-- Items start --

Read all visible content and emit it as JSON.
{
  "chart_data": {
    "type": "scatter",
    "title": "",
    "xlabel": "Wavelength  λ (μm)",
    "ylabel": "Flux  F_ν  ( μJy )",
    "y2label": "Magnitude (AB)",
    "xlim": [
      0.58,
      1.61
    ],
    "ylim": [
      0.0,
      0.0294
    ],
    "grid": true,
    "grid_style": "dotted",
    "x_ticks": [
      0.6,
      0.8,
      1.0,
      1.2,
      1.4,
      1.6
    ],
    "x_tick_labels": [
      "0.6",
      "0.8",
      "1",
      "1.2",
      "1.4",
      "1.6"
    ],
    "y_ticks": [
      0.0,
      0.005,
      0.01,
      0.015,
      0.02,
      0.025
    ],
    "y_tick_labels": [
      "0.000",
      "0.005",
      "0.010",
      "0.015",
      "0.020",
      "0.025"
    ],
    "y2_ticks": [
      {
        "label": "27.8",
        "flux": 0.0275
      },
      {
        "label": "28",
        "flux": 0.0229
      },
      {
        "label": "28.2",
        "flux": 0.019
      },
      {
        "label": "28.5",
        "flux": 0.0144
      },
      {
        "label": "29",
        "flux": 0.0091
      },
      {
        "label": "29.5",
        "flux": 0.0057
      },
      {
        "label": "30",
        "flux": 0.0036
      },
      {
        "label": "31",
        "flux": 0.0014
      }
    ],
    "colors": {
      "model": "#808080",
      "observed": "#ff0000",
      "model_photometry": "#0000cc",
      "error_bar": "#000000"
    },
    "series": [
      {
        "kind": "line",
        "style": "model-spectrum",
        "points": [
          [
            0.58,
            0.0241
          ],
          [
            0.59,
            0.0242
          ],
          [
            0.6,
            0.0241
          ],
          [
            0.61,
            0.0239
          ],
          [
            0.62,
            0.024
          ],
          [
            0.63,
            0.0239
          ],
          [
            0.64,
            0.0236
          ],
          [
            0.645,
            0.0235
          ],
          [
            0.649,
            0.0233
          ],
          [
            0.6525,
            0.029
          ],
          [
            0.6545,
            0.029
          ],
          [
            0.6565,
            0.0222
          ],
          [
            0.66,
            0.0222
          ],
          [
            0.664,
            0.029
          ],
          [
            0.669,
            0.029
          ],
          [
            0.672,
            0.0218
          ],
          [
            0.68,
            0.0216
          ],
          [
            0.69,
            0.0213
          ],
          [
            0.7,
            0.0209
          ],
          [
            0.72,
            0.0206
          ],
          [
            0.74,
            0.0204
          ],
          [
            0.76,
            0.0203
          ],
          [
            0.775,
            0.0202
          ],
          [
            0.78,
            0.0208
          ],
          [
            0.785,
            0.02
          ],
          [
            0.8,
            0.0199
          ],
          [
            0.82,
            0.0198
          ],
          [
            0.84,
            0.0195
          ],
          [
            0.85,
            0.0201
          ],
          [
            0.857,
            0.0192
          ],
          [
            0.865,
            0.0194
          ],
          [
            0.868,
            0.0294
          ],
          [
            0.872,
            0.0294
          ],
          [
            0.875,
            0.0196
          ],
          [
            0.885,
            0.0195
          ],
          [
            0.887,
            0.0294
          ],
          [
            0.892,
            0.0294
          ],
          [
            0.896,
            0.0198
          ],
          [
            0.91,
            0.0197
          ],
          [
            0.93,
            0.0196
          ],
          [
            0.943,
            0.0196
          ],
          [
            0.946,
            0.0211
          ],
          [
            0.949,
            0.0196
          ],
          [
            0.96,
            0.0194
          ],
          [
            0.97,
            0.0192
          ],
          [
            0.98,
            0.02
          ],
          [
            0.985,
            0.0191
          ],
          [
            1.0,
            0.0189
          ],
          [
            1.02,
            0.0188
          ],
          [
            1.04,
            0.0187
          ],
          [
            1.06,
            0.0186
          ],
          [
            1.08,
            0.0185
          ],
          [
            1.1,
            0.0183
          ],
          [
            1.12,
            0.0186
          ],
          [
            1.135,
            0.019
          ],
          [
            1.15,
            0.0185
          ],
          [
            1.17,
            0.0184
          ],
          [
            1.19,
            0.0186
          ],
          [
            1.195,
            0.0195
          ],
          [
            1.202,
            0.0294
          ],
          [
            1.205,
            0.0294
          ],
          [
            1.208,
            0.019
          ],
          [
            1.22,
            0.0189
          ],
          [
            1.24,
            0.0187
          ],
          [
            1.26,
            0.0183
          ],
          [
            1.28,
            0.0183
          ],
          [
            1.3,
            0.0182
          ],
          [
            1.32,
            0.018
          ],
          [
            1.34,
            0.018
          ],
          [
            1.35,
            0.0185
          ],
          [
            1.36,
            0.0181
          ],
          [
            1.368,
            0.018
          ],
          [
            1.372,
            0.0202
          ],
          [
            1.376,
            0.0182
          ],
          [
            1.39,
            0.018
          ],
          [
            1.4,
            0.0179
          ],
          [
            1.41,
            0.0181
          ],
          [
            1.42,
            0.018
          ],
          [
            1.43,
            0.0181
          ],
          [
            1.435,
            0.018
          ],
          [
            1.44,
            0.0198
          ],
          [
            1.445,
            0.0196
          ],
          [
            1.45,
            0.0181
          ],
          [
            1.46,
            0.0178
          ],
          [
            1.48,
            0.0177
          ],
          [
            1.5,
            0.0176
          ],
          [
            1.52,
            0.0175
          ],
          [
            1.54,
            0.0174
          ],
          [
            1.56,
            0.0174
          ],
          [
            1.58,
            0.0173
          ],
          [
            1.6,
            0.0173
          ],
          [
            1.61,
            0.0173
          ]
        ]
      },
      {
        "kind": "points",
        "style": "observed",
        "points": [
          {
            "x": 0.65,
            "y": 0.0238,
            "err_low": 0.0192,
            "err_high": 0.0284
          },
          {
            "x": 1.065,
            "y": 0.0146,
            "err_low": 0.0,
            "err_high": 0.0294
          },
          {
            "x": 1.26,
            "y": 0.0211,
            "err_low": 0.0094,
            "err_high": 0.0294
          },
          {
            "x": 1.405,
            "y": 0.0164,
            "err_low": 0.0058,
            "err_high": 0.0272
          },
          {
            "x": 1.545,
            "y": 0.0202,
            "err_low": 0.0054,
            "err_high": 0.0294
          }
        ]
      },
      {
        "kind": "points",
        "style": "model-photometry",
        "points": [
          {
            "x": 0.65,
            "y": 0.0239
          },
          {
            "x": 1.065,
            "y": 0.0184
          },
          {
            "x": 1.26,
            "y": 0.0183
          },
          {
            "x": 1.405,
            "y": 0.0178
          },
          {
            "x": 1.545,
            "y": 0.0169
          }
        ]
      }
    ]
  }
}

-- Items end --

All of the records must be repeated exactly.

→ **Result for this exercise**
Read all visible content and emit it as JSON.
{
  "chart_data": {
    "type": "scatter",
    "title": "",
    "xlabel": "Wavelength  λ (μm)",
    "ylabel": "Flux  F_ν  ( μJy )",
    "y2label": "Magnitude (AB)",
    "xlim": [
      0.58,
      1.61
    ],
    "ylim": [
      0.0,
      0.0294
    ],
    "grid": true,
    "grid_style": "dotted",
    "x_ticks": [
      0.6,
      0.8,
      1.0,
      1.2,
      1.4,
      1.6
    ],
    "x_tick_labels": [
      "0.6",
      "0.8",
      "1",
      "1.2",
      "1.4",
      "1.6"
    ],
    "y_ticks": [
      0.0,
      0.005,
      0.01,
      0.015,
      0.02,
      0.025
    ],
    "y_tick_labels": [
      "0.000",
      "0.005",
      "0.010",
      "0.015",
      "0.020",
      "0.025"
    ],
    "y2_ticks": [
      {
        "label": "27.8",
        "flux": 0.0275
      },
      {
        "label": "28",
        "flux": 0.0229
      },
      {
        "label": "28.2",
        "flux": 0.019
      },
      {
        "label": "28.5",
        "flux": 0.0144
      },
      {
        "label": "29",
        "flux": 0.0091
      },
      {
        "label": "29.5",
        "flux": 0.0057
      },
      {
        "label": "30",
        "flux": 0.0036
      },
      {
        "label": "31",
        "flux": 0.0014
      }
    ],
    "colors": {
      "model": "#808080",
      "observed": "#ff0000",
      "model_photometry": "#0000cc",
      "error_bar": "#000000"
    },
    "series": [
      {
        "kind": "line",
        "style": "model-spectrum",
        "points": [
          [
            0.58,
            0.0241
          ],
          [
            0.59,
            0.0242
          ],
          [
            0.6,
            0.0241
          ],
          [
            0.61,
            0.0239
          ],
          [
            0.62,
            0.024
          ],
          [
            0.63,
            0.0239
          ],
          [
            0.64,
            0.0236
          ],
          [
            0.645,
            0.0235
          ],
          [
            0.649,
            0.0233
          ],
          [
            0.6525,
            0.029
          ],
          [
            0.6545,
            0.029
          ],
          [
            0.6565,
            0.0222
          ],
          [
            0.66,
            0.0222
          ],
          [
            0.664,
            0.029
          ],
          [
            0.669,
            0.029
          ],
          [
            0.672,
            0.0218
          ],
          [
            0.68,
            0.0216
          ],
          [
            0.69,
            0.0213
          ],
          [
            0.7,
            0.0209
          ],
          [
            0.72,
            0.0206
          ],
          [
            0.74,
            0.0204
          ],
          [
            0.76,
            0.0203
          ],
          [
            0.775,
            0.0202
          ],
          [
            0.78,
            0.0208
          ],
          [
            0.785,
            0.02
          ],
          [
            0.8,
            0.0199
          ],
          [
            0.82,
            0.0198
          ],
          [
            0.84,
            0.0195
          ],
          [
            0.85,
            0.0201
          ],
          [
            0.857,
            0.0192
          ],
          [
            0.865,
            0.0194
          ],
          [
            0.868,
            0.0294
          ],
          [
            0.872,
            0.0294
          ],
          [
            0.875,
            0.0196
          ],
          [
            0.885,
            0.0195
          ],
          [
            0.887,
            0.0294
          ],
          [
            0.892,
            0.0294
          ],
          [
            0.896,
            0.0198
          ],
          [
            0.91,
            0.0197
          ],
          [
            0.93,
            0.0196
          ],
          [
            0.943,
            0.0196
          ],
          [
            0.946,
            0.0211
          ],
          [
            0.949,
            0.0196
          ],
          [
            0.96,
            0.0194
          ],
          [
            0.97,
            0.0192
          ],
          [
            0.98,
            0.02
          ],
          [
            0.985,
            0.0191
          ],
          [
            1.0,
            0.0189
          ],
          [
            1.02,
            0.0188
          ],
          [
            1.04,
            0.0187
          ],
          [
            1.06,
            0.0186
          ],
          [
            1.08,
            0.0185
          ],
          [
            1.1,
            0.0183
          ],
          [
            1.12,
            0.0186
          ],
          [
            1.135,
            0.019
          ],
          [
            1.15,
            0.0185
          ],
          [
            1.17,
            0.0184
          ],
          [
            1.19,
            0.0186
          ],
          [
            1.195,
            0.0195
          ],
          [
            1.202,
            0.0294
          ],
          [
            1.205,
            0.0294
          ],
          [
            1.208,
            0.019
          ],
          [
            1.22,
            0.0189
          ],
          [
            1.24,
            0.0187
          ],
          [
            1.26,
            0.0183
          ],
          [
            1.28,
            0.0183
          ],
          [
            1.3,
            0.0182
          ],
          [
            1.32,
            0.018
          ],
          [
            1.34,
            0.018
          ],
          [
            1.35,
            0.0185
          ],
          [
            1.36,
            0.0181
          ],
          [
            1.368,
            0.018
          ],
          [
            1.372,
            0.0202
          ],
          [
            1.376,
            0.0182
          ],
          [
            1.39,
            0.018
          ],
          [
            1.4,
            0.0179
          ],
          [
            1.41,
            0.0181
          ],
          [
            1.42,
            0.018
          ],
          [
            1.43,
            0.0181
          ],
          [
            1.435,
            0.018
          ],
          [
            1.44,
            0.0198
          ],
          [
            1.445,
            0.0196
          ],
          [
            1.45,
            0.0181
          ],
          [
            1.46,
            0.0178
          ],
          [
            1.48,
            0.0177
          ],
          [
            1.5,
            0.0176
          ],
          [
            1.52,
            0.0175
          ],
          [
            1.54,
            0.0174
          ],
          [
            1.56,
            0.0174
          ],
          [
            1.58,
            0.0173
          ],
          [
            1.6,
            0.0173
          ],
          [
            1.61,
            0.0173
          ]
        ]
      },
      {
        "kind": "points",
        "style": "observed",
        "points": [
          {
            "x": 0.65,
            "y": 0.0238,
            "err_low": 0.0192,
            "err_high": 0.0284
          },
          {
            "x": 1.065,
            "y": 0.0146,
            "err_low": 0.0,
            "err_high": 0.0294
          },
          {
            "x": 1.26,
            "y": 0.0211,
            "err_low": 0.0094,
            "err_high": 0.0294
          },
          {
            "x": 1.405,
            "y": 0.0164,
            "err_low": 0.0058,
            "err_high": 0.0272
          },
          {
            "x": 1.545,
            "y": 0.0202,
            "err_low": 0.0054,
            "err_high": 0.0294
          }
        ]
      },
      {
        "kind": "points",
        "style": "model-photometry",
        "points": [
          {
            "x": 0.65,
            "y": 0.0239
          },
          {
            "x": 1.065,
            "y": 0.0184
          },
          {
            "x": 1.26,
            "y": 0.0183
          },
          {
            "x": 1.405,
            "y": 0.0178
          },
          {
            "x": 1.545,
            "y": 0.0169
          }
        ]
      }
    ]
  }
}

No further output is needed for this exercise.